TASK TO CARRY OUT
For each line that holds "screenshot", copy the line out.

PROVIDED RECORDS
--- --- ---
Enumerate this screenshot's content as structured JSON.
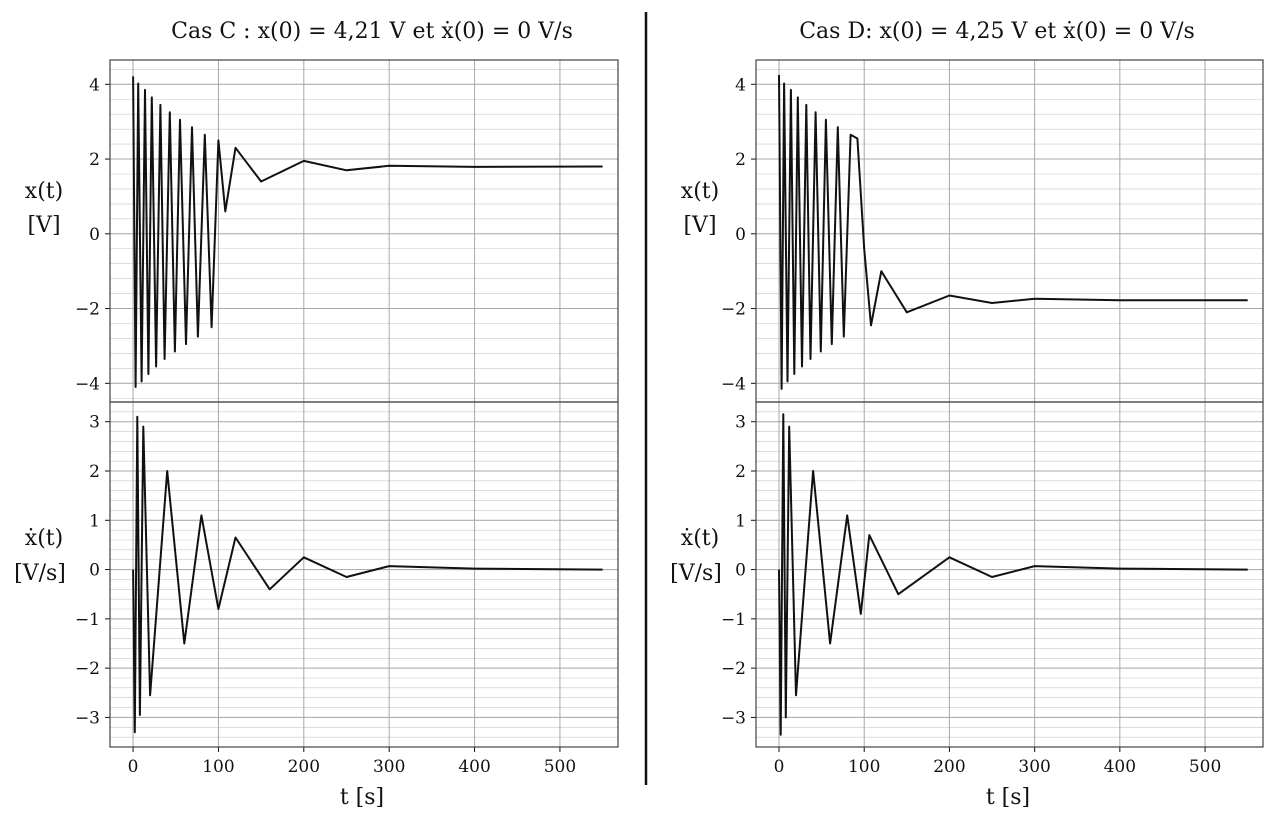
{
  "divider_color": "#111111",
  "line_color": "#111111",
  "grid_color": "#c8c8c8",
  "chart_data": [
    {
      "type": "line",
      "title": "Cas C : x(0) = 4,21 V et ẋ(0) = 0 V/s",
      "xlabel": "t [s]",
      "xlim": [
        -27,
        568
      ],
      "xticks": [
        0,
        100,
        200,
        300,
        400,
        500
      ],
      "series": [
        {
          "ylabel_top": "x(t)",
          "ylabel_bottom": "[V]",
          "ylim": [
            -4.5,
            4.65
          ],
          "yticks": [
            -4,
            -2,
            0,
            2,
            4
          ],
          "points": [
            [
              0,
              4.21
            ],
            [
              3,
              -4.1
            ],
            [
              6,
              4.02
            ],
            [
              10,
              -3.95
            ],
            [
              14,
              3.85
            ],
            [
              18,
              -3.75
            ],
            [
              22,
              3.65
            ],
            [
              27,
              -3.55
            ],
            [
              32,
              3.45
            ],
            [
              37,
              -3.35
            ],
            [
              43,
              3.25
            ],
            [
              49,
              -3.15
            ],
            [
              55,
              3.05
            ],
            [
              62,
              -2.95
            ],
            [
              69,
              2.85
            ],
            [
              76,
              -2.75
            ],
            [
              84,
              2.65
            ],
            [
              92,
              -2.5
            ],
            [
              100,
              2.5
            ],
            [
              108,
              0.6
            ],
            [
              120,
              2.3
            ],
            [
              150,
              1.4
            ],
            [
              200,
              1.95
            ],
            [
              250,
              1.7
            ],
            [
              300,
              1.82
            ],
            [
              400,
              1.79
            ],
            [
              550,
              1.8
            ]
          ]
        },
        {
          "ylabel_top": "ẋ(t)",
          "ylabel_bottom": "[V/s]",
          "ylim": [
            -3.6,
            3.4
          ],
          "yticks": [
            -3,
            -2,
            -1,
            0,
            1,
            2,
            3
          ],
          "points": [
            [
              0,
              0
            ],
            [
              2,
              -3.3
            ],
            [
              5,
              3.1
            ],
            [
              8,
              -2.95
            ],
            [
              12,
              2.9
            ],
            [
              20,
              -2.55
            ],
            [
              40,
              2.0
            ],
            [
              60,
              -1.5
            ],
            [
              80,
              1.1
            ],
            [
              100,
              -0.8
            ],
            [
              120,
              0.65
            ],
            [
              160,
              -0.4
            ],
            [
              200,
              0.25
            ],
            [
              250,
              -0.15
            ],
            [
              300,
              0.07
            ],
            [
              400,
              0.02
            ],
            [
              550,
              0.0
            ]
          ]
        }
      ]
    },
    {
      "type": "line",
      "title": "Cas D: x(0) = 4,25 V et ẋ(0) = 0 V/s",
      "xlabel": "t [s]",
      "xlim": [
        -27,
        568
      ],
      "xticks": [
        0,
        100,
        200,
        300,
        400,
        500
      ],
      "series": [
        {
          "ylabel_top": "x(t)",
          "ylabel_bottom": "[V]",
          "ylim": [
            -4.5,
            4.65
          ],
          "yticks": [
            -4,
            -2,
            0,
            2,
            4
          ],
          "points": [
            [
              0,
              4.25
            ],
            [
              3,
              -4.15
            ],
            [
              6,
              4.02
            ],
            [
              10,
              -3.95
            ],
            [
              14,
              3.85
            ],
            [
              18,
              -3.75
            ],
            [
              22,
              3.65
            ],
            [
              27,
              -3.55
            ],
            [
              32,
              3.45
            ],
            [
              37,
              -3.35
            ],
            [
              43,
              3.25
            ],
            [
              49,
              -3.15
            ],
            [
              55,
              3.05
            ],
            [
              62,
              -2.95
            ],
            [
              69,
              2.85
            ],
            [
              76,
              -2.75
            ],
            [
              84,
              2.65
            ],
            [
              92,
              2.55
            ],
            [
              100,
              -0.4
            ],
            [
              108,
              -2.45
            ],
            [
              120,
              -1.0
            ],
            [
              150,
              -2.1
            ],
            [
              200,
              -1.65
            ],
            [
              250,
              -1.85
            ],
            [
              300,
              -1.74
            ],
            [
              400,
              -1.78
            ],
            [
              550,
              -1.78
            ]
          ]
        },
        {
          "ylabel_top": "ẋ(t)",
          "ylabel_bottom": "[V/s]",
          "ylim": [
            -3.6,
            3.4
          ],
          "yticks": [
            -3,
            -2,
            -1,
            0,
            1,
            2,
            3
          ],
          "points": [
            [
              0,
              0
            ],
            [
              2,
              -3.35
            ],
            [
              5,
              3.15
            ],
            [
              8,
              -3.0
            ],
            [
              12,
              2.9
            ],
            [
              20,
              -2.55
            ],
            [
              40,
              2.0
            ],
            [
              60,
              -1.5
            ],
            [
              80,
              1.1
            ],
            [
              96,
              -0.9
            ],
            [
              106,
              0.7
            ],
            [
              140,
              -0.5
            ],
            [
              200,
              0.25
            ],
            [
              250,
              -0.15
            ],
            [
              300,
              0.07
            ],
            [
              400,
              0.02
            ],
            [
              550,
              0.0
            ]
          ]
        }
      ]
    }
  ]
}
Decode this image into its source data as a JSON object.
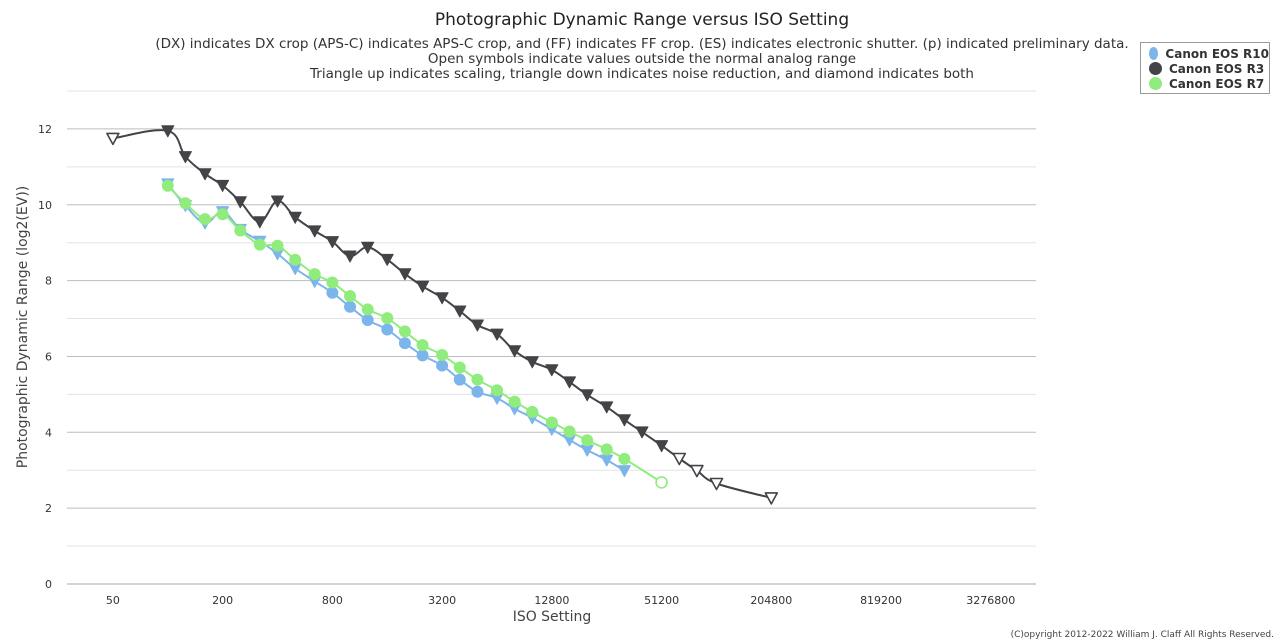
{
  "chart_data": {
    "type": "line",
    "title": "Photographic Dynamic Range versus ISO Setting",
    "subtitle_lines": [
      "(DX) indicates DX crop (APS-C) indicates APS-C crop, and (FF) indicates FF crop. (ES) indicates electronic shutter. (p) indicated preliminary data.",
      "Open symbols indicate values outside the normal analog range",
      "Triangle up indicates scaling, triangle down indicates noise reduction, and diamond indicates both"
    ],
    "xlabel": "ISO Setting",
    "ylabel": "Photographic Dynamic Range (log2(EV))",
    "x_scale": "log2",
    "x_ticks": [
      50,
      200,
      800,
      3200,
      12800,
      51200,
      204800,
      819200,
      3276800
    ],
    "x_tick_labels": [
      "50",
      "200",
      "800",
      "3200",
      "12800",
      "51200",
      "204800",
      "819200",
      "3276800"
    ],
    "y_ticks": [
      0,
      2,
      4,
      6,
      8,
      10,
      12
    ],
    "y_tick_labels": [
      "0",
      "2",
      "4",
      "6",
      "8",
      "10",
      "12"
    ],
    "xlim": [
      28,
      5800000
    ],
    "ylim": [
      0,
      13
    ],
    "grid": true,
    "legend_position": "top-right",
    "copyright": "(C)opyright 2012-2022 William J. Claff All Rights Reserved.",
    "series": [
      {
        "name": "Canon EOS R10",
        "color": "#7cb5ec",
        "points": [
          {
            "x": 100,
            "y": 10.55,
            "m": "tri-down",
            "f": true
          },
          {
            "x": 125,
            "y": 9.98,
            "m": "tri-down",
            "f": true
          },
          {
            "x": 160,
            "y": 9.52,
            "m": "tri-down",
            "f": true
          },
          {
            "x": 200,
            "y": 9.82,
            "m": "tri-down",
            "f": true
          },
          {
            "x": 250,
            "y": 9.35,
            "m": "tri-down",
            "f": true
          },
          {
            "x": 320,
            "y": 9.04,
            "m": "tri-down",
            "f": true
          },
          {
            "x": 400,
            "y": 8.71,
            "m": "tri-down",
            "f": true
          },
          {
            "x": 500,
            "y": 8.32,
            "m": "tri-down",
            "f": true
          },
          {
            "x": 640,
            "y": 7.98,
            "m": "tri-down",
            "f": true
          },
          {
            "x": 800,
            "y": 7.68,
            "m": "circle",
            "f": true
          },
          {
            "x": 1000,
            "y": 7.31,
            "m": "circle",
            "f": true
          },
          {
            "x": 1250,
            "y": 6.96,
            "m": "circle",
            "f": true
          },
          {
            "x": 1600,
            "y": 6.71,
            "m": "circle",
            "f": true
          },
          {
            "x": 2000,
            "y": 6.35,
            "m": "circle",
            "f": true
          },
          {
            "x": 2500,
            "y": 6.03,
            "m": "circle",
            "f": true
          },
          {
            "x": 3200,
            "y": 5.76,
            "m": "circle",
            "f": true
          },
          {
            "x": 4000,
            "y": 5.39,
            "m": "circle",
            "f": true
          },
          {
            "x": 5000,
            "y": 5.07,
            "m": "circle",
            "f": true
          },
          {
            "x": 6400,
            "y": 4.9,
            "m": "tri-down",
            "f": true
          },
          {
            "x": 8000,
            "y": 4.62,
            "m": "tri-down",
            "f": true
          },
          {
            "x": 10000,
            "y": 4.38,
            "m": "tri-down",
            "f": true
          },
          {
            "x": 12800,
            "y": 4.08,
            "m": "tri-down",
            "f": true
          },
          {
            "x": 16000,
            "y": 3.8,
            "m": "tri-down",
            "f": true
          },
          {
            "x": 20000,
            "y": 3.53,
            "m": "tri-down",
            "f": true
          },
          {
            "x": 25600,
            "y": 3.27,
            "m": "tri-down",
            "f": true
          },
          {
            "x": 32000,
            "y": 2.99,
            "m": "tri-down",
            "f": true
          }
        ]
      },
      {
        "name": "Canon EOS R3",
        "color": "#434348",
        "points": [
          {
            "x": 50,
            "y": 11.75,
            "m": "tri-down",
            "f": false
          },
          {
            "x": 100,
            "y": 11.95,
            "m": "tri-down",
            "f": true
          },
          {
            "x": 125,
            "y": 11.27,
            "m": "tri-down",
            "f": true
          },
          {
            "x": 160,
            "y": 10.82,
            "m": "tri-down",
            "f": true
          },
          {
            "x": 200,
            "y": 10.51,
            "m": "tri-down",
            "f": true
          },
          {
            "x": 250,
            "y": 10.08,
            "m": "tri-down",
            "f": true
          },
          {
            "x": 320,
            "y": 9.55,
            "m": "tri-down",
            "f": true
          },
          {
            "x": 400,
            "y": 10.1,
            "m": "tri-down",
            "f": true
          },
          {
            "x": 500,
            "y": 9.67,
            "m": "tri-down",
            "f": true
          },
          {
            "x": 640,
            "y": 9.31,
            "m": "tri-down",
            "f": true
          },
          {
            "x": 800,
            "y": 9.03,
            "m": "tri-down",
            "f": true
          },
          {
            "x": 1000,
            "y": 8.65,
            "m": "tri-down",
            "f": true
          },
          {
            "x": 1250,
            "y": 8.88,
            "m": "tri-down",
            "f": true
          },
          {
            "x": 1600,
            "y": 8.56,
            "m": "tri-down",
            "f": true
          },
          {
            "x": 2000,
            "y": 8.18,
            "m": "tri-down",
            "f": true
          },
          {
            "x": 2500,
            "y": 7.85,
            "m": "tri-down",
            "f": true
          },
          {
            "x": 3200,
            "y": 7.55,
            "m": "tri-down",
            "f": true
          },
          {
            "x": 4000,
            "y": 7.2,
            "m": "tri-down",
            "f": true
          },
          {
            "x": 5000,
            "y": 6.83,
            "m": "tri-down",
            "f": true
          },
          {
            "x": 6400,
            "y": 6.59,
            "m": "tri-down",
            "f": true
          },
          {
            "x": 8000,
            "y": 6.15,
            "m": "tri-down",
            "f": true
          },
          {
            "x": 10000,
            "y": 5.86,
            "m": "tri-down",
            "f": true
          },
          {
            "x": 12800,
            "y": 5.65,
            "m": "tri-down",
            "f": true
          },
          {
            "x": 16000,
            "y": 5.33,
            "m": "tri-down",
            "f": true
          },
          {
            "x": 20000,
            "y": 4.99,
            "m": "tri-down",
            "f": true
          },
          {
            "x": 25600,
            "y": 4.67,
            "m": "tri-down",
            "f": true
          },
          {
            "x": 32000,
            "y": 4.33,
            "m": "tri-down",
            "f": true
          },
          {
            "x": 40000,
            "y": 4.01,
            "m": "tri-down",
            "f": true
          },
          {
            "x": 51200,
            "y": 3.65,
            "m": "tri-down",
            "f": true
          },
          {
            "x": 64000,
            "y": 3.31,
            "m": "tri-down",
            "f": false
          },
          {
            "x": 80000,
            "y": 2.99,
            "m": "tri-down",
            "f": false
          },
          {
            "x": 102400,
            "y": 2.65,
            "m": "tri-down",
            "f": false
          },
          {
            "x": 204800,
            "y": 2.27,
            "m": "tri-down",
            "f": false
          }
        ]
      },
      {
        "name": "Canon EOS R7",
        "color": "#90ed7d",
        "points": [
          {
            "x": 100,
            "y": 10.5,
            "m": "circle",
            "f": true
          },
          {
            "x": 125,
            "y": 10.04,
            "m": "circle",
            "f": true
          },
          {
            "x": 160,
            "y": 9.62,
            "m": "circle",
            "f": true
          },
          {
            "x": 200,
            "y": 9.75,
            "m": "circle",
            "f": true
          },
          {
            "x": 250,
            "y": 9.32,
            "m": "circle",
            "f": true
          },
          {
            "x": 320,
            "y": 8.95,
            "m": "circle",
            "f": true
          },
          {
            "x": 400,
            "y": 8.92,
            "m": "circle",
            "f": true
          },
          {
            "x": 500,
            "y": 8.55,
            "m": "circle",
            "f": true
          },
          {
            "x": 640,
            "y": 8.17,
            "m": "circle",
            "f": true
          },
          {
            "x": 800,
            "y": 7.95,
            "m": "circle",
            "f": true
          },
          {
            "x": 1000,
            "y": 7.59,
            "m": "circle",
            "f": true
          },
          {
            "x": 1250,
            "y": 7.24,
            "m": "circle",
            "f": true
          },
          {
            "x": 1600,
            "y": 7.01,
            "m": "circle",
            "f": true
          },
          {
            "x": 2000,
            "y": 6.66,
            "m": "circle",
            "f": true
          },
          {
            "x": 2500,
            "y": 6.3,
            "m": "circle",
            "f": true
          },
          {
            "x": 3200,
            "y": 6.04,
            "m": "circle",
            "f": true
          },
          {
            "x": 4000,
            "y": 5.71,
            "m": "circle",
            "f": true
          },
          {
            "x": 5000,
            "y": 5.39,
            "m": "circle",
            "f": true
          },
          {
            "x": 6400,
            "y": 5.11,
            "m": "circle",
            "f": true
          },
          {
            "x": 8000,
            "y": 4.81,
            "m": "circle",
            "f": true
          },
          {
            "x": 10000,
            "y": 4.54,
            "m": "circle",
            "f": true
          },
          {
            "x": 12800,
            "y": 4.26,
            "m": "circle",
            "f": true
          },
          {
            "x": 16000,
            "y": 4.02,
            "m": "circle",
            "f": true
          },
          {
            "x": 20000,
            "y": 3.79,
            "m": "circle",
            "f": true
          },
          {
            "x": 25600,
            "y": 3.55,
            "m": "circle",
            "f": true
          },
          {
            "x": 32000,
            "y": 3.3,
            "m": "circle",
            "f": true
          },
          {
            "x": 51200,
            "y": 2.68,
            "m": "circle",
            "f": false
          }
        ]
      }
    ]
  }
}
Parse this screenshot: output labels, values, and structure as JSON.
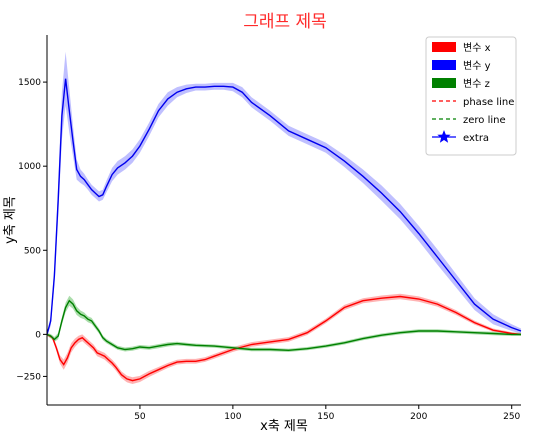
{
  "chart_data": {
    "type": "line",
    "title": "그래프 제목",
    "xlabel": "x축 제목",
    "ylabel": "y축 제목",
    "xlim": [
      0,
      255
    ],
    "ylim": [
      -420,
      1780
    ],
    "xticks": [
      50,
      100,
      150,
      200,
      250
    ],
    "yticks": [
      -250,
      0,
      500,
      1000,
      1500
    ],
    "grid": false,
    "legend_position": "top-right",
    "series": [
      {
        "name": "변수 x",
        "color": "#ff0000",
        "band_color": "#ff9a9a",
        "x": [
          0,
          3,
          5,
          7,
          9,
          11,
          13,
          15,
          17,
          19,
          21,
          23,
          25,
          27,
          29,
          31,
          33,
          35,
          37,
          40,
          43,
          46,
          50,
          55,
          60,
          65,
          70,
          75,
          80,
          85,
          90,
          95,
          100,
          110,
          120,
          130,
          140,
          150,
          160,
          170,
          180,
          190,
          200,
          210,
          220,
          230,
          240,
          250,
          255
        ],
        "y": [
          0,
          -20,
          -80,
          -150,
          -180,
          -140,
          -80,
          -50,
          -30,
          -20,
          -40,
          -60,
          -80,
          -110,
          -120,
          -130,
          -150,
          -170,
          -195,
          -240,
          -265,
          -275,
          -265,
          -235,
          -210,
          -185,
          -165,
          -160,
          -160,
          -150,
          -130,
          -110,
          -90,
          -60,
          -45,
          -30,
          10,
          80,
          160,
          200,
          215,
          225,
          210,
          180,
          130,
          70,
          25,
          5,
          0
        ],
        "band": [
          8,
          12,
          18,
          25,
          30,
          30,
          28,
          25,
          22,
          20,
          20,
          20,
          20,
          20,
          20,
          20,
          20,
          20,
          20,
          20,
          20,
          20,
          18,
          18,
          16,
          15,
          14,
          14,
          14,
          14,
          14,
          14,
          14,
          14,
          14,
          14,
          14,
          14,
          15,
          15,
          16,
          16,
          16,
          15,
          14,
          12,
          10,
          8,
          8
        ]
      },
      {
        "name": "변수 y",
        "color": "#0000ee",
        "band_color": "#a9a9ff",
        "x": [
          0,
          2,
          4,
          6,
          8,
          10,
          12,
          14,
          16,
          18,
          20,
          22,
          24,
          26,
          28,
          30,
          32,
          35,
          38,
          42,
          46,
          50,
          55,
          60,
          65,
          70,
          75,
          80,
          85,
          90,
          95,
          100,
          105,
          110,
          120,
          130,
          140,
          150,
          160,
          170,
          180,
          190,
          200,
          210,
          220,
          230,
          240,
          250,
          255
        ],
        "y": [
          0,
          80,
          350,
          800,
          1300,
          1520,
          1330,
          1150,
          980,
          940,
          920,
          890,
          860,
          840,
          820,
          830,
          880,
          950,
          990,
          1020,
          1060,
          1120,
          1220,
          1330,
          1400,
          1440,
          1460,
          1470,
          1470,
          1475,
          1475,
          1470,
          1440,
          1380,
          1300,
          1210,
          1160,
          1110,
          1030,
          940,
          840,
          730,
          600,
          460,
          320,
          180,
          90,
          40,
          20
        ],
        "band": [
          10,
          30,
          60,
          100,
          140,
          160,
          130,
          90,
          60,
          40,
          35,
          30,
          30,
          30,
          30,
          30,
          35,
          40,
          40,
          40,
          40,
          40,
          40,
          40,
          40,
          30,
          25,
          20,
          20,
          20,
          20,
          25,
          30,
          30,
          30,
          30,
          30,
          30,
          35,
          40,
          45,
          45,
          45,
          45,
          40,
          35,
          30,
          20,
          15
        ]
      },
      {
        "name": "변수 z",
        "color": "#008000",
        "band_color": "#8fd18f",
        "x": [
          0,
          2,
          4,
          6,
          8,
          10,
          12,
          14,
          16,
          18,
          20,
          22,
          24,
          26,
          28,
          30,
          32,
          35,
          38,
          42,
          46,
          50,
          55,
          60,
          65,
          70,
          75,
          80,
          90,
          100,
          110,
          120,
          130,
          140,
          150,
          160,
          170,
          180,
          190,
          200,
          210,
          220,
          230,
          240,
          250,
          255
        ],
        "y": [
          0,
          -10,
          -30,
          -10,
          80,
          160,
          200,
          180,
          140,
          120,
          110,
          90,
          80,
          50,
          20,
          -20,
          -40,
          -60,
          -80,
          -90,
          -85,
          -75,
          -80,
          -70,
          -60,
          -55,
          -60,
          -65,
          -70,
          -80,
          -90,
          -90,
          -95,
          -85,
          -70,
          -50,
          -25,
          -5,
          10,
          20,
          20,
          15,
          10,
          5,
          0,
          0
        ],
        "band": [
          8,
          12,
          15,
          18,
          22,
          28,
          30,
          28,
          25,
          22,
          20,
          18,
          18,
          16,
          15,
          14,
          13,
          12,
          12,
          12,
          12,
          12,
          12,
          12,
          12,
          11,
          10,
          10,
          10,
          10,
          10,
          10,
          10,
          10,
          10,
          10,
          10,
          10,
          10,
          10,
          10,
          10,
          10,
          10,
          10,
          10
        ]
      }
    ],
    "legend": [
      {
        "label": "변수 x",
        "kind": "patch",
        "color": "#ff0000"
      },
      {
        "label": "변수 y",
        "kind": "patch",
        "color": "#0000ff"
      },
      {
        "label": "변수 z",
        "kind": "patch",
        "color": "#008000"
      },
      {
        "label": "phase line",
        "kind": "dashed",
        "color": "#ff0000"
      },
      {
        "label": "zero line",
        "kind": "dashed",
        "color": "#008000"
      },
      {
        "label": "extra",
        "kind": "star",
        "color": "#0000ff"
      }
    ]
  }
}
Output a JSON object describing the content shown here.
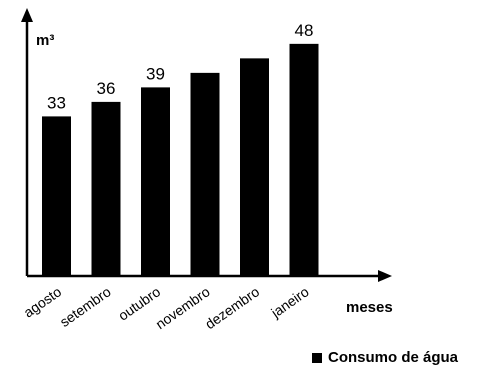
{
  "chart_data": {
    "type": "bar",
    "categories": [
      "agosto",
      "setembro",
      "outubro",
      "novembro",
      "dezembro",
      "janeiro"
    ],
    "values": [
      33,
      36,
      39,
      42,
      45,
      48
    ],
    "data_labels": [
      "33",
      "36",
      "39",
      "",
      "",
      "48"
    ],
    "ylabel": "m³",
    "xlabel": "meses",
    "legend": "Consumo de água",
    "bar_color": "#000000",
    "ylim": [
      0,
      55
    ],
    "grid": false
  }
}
--- --- ---
RESULT OF THIS EXERCISE
Enumerate this screenshot's content as structured JSON.
Parse this screenshot: output labels, values, and structure as JSON.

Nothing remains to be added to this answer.